> **Given instruction**
Give the count of lines in the data that include the string "value", with no added remarks.

Records about charts and figures
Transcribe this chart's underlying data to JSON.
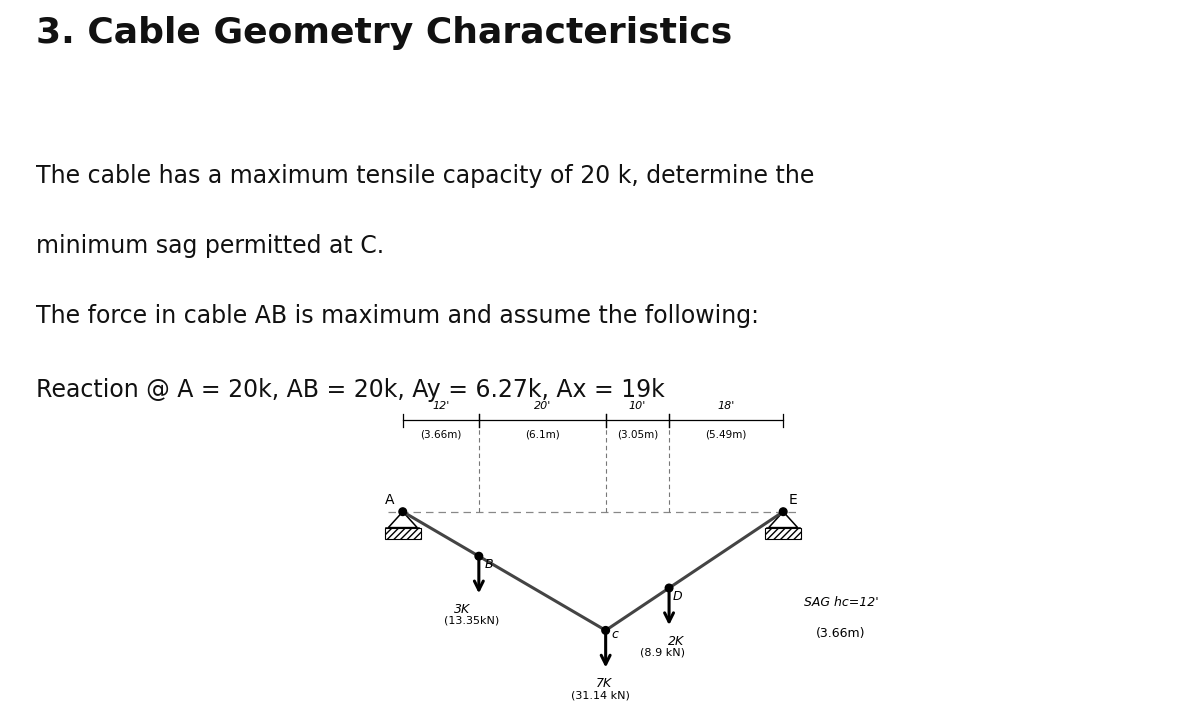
{
  "title": "3. Cable Geometry Characteristics",
  "para1": "The cable has a maximum tensile capacity of 20 k, determine the",
  "para1b": "minimum sag permitted at C.",
  "para2": "The force in cable AB is maximum and assume the following:",
  "para3": "Reaction @ A = 20k, AB = 20k, Ay = 6.27k, Ax = 19k",
  "bg_color": "#ffffff",
  "title_fontsize": 26,
  "text_fontsize": 17,
  "dim_labels": [
    "12'",
    "20'",
    "10'",
    "18'"
  ],
  "dim_labels_metric": [
    "(3.66m)",
    "(6.1m)",
    "(3.05m)",
    "(5.49m)"
  ],
  "load_labels": [
    "3K",
    "7K",
    "2K"
  ],
  "load_labels_metric": [
    "(13.35kN)",
    "(31.14 kN)",
    "(8.9 kN)"
  ],
  "sag_label": "SAG hc=12'",
  "sag_label_metric": "(3.66m)",
  "cable_color": "#444444",
  "support_hatch_color": "#555555",
  "text_color": "#111111"
}
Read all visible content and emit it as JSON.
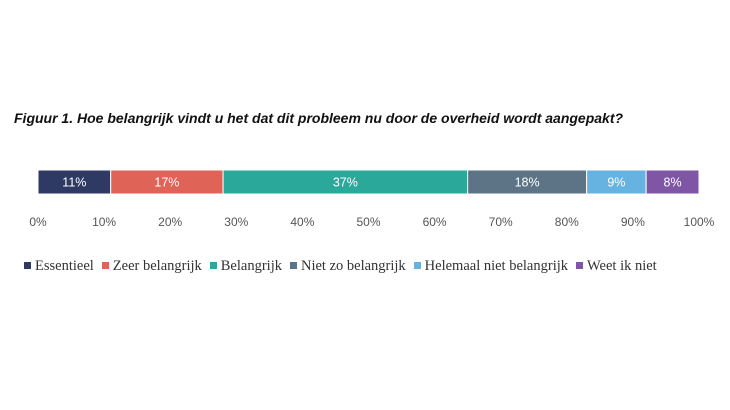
{
  "chart_data": {
    "type": "bar",
    "orientation": "horizontal-stacked-100",
    "title": "Figuur 1. Hoe belangrijk vindt u het dat dit probleem nu door de overheid wordt aangepakt?",
    "xlim": [
      0,
      100
    ],
    "x_ticks": [
      "0%",
      "10%",
      "20%",
      "30%",
      "40%",
      "50%",
      "60%",
      "70%",
      "80%",
      "90%",
      "100%"
    ],
    "grid": false,
    "legend_position": "bottom",
    "series": [
      {
        "name": "Essentieel",
        "value": 11,
        "label": "11%",
        "color": "#2e3a63"
      },
      {
        "name": "Zeer belangrijk",
        "value": 17,
        "label": "17%",
        "color": "#e06357"
      },
      {
        "name": "Belangrijk",
        "value": 37,
        "label": "37%",
        "color": "#2aa99a"
      },
      {
        "name": "Niet zo belangrijk",
        "value": 18,
        "label": "18%",
        "color": "#5d7487"
      },
      {
        "name": "Helemaal niet belangrijk",
        "value": 9,
        "label": "9%",
        "color": "#66b2e0"
      },
      {
        "name": "Weet ik niet",
        "value": 8,
        "label": "8%",
        "color": "#7f56a6"
      }
    ]
  }
}
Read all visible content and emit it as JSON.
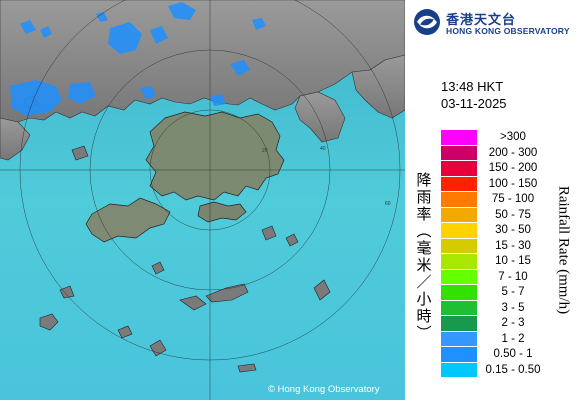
{
  "logo": {
    "name_cn": "香港天文台",
    "name_en": "HONG KONG OBSERVATORY",
    "icon": "hko-emblem-icon",
    "color": "#1a3f8a"
  },
  "timestamp": {
    "time": "13:48 HKT",
    "date": "03-11-2025"
  },
  "legend": {
    "title_cn": "降雨率(毫米/小時)",
    "title_en": "Rainfall Rate (mm/h)",
    "items": [
      {
        "label": ">300",
        "color": "#ff00ff"
      },
      {
        "label": "200 - 300",
        "color": "#cc0066"
      },
      {
        "label": "150 - 200",
        "color": "#e8003c"
      },
      {
        "label": "100 - 150",
        "color": "#ff2200"
      },
      {
        "label": "75 - 100",
        "color": "#ff7a00"
      },
      {
        "label": "50 - 75",
        "color": "#f2a900"
      },
      {
        "label": "30 - 50",
        "color": "#ffd200"
      },
      {
        "label": "15 - 30",
        "color": "#d4cc00"
      },
      {
        "label": "10 - 15",
        "color": "#a8e800"
      },
      {
        "label": "7 - 10",
        "color": "#66ff00"
      },
      {
        "label": "5 - 7",
        "color": "#33e000"
      },
      {
        "label": "3 - 5",
        "color": "#1fbf33"
      },
      {
        "label": "2 - 3",
        "color": "#19994d"
      },
      {
        "label": "1 - 2",
        "color": "#3399ff"
      },
      {
        "label": "0.50 - 1",
        "color": "#1e90ff"
      },
      {
        "label": "0.15 - 0.50",
        "color": "#00c8ff"
      }
    ]
  },
  "map": {
    "range_rings_km": [
      "20",
      "40",
      "60"
    ],
    "sea_color": "#4cc9d9",
    "land_color": "#8a8a8a",
    "rain_color": "#1e90ff"
  },
  "copyright": "© Hong Kong Observatory"
}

> **Result for this task**
6